(Records from a data collection)
↓↓↓
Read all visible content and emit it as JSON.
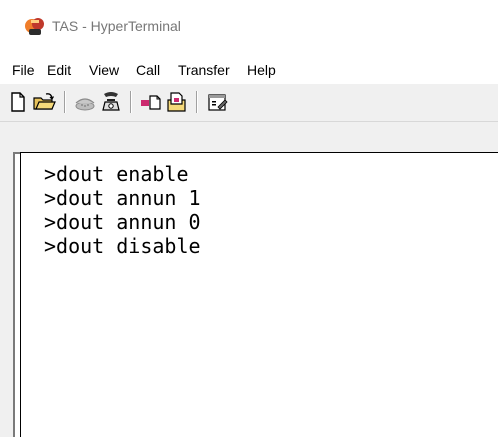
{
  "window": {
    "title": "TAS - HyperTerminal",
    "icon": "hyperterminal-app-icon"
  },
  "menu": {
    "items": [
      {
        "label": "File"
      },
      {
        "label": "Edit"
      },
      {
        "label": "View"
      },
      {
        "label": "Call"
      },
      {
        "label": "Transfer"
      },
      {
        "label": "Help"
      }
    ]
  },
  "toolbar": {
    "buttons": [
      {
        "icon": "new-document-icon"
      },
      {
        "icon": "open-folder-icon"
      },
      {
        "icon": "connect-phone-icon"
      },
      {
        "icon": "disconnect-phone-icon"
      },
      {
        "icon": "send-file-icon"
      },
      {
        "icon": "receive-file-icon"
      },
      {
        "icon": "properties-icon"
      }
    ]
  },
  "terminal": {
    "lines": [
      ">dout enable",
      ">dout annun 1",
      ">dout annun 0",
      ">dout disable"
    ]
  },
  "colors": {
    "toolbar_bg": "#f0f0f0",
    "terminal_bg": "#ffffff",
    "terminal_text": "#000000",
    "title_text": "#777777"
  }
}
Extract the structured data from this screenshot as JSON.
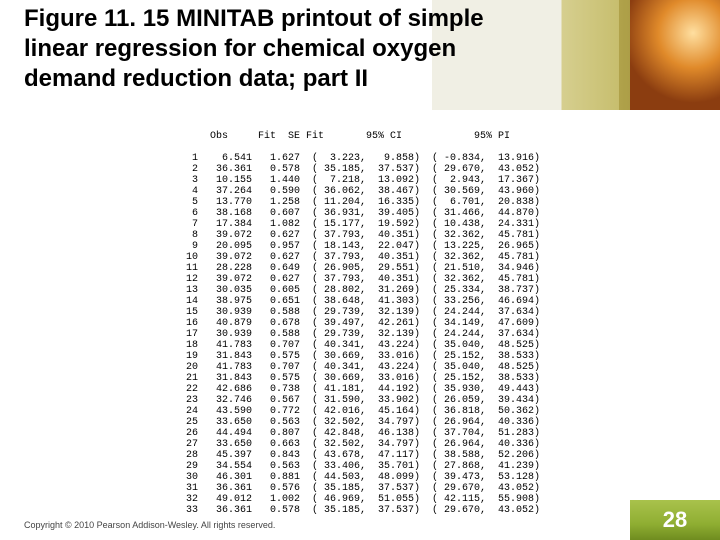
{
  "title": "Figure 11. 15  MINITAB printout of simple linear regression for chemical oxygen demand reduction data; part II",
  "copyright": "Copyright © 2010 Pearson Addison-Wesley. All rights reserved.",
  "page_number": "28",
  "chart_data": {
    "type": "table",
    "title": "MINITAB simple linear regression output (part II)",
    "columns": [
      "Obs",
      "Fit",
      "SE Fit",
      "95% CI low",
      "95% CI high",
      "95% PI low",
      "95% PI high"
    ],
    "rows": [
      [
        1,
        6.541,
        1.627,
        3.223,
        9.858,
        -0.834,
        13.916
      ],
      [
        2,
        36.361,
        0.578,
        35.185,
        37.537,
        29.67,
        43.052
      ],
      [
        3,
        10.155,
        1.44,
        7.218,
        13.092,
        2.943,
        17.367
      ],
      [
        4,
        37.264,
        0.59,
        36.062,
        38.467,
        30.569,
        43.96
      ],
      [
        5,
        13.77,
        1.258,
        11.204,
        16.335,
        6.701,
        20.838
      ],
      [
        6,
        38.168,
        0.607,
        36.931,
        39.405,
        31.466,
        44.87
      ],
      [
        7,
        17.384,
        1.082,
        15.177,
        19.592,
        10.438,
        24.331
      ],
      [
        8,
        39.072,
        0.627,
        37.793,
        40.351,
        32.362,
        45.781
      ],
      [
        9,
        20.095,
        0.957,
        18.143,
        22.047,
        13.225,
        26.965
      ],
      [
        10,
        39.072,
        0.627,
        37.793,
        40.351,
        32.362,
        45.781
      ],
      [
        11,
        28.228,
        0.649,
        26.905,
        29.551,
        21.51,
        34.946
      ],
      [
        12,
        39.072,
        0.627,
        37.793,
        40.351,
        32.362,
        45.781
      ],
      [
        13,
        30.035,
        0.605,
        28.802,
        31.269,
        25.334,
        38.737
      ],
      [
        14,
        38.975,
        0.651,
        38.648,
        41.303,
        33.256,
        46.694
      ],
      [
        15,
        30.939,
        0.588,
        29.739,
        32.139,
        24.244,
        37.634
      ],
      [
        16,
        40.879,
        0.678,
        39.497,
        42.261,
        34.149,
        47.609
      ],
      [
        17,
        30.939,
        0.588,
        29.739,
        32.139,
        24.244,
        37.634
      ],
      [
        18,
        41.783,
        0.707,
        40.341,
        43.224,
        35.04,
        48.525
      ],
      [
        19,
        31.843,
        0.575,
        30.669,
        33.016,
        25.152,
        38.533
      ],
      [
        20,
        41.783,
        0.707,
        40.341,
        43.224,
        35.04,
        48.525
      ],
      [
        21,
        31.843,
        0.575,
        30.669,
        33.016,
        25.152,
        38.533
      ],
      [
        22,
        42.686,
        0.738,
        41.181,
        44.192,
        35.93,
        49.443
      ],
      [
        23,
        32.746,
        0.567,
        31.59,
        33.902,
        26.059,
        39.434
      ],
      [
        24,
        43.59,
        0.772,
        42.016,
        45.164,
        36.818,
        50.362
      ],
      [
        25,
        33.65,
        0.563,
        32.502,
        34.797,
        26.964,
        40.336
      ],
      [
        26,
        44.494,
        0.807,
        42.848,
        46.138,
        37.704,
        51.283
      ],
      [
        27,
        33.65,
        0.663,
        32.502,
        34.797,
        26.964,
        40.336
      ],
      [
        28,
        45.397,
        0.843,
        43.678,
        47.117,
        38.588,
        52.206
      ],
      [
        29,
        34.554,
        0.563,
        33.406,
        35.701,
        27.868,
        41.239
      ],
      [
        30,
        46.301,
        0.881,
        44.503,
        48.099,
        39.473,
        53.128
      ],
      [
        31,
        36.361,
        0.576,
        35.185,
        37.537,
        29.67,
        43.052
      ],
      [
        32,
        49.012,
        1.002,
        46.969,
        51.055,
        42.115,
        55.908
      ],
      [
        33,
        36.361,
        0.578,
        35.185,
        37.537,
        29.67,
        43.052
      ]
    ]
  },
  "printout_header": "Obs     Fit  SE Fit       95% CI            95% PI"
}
↑↑↑
Using the records above, copy every line that has the word "icon" in it.

    "icon": "hyperterminal-app-icon"
        "icon": "new-document-icon"
        "icon": "open-folder-icon"
        "icon": "connect-phone-icon"
        "icon": "disconnect-phone-icon"
        "icon": "send-file-icon"
        "icon": "receive-file-icon"
        "icon": "properties-icon"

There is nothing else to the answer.